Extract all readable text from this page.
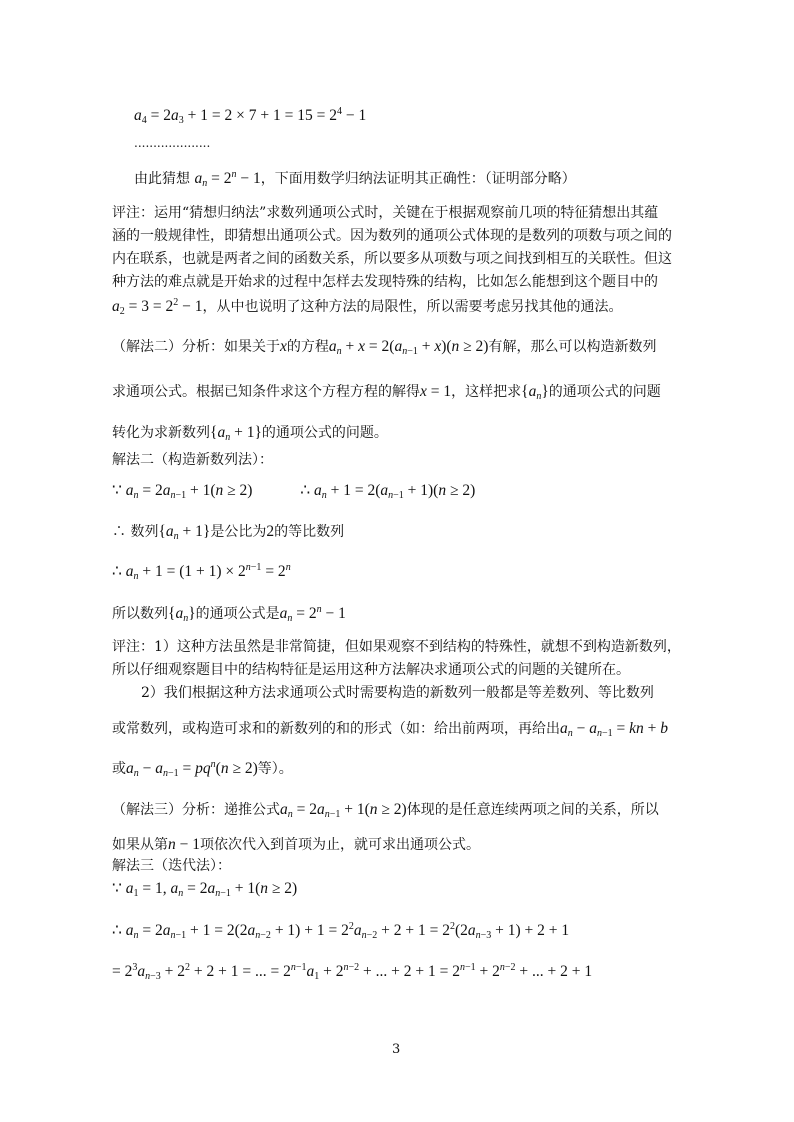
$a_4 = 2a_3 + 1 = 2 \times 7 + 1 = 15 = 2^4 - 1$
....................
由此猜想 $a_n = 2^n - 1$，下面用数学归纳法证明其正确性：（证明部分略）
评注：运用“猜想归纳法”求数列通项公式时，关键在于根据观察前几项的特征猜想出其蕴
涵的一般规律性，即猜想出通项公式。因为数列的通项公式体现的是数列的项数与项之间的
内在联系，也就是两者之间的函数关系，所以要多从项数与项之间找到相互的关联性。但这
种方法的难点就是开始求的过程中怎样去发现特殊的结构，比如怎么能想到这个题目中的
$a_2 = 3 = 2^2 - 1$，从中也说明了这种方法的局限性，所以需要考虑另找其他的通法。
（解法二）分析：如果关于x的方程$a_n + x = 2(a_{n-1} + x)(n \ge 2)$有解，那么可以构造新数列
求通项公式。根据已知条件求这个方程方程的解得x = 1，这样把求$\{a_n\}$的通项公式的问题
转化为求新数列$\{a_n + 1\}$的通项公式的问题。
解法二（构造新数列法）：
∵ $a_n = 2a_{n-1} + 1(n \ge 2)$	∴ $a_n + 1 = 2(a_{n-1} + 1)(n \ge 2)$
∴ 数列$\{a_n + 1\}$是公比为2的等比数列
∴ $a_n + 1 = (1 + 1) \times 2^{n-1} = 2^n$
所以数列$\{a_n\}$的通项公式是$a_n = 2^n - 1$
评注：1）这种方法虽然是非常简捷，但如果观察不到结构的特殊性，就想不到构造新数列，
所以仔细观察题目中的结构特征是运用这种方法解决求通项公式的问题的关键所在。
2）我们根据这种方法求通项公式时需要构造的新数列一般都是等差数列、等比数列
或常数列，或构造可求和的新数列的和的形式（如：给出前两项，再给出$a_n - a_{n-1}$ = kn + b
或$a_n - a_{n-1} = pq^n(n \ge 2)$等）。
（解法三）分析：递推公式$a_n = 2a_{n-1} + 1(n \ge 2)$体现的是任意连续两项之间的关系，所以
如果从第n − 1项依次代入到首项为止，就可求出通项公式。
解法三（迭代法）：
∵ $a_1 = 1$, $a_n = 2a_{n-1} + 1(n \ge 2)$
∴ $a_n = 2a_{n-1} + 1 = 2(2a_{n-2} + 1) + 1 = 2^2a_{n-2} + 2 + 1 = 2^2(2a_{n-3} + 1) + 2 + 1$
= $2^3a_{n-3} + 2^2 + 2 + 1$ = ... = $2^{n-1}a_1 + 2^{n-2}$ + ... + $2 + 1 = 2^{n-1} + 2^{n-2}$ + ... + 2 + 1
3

* * *

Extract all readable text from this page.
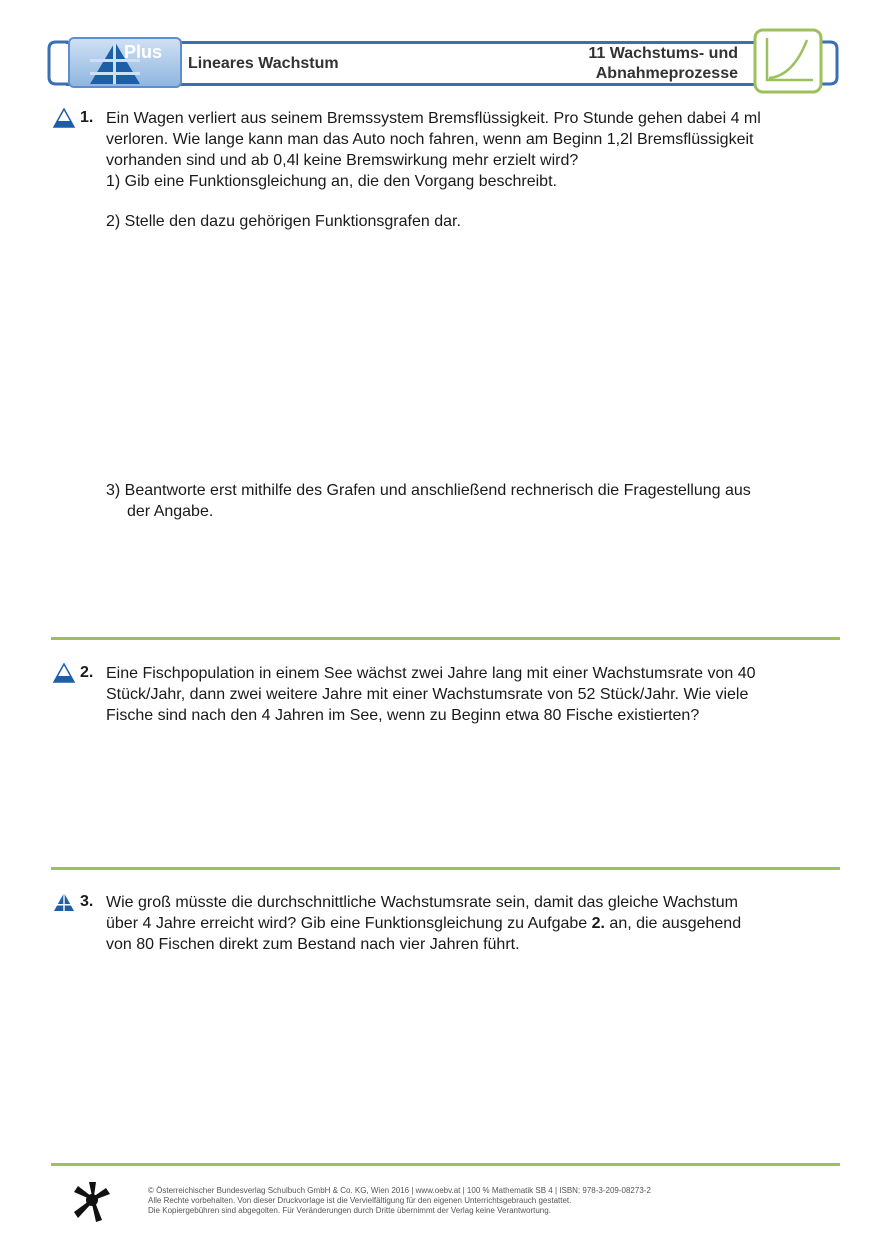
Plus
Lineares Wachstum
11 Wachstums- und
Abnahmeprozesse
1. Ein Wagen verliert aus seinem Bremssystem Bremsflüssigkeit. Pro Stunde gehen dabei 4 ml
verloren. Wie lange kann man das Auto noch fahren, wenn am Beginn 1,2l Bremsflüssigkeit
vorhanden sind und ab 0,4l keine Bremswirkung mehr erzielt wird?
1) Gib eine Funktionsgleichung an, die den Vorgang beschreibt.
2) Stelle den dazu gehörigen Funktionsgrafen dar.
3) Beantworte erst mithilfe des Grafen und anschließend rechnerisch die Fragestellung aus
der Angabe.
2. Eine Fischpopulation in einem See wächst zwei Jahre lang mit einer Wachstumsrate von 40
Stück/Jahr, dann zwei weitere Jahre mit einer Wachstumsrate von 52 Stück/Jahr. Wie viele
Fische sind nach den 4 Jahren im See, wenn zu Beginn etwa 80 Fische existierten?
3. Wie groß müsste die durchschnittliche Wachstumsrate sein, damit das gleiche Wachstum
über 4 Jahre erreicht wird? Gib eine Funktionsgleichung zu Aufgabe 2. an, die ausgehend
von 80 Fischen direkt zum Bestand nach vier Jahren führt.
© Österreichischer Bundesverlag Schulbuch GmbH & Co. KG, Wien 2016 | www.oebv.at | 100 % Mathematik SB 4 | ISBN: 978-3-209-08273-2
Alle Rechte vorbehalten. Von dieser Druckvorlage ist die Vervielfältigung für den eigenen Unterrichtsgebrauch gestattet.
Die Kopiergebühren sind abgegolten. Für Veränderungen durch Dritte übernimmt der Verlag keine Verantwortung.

...

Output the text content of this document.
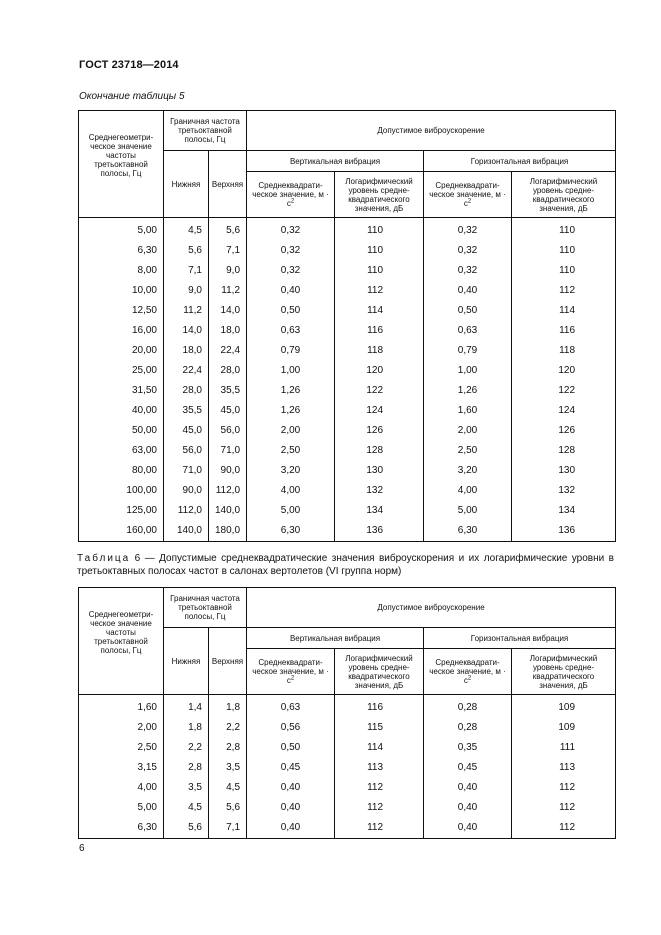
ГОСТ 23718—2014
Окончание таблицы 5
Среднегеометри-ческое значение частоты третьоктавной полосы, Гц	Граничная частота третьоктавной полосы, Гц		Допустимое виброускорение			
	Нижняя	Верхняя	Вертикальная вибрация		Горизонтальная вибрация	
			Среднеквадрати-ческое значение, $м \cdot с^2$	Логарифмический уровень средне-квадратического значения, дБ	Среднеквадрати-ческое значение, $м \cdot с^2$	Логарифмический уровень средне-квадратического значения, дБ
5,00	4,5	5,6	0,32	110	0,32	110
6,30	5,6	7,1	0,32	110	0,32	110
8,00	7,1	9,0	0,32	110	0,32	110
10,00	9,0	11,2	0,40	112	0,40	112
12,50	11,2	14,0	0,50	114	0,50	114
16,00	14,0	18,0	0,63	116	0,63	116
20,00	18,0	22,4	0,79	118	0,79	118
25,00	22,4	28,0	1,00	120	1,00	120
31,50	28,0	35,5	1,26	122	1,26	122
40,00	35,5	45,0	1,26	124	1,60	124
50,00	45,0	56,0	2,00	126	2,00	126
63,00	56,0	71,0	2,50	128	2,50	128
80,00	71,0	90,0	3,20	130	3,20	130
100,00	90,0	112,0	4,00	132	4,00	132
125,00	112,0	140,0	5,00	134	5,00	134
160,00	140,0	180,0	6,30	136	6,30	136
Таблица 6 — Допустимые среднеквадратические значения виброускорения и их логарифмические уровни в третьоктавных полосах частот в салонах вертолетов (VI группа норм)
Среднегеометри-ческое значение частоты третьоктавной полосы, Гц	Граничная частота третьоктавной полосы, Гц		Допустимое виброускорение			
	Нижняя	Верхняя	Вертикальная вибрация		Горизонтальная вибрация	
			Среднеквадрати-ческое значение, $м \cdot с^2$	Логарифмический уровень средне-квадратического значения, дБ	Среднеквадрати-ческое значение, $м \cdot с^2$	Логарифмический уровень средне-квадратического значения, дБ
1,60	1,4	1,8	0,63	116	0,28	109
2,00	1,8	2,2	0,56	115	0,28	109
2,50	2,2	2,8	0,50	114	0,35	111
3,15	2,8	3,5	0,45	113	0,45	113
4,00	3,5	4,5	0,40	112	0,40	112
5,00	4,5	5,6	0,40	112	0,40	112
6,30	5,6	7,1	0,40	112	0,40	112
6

*YOUR TASK:* Sift the material for lines with the string "Beginn". Copy each one found.

*EXERCISE RESPONSE:*
verloren. Wie lange kann man das Auto noch fahren, wenn am Beginn 1,2l Bremsflüssigkeit
Fische sind nach den 4 Jahren im See, wenn zu Beginn etwa 80 Fische existierten?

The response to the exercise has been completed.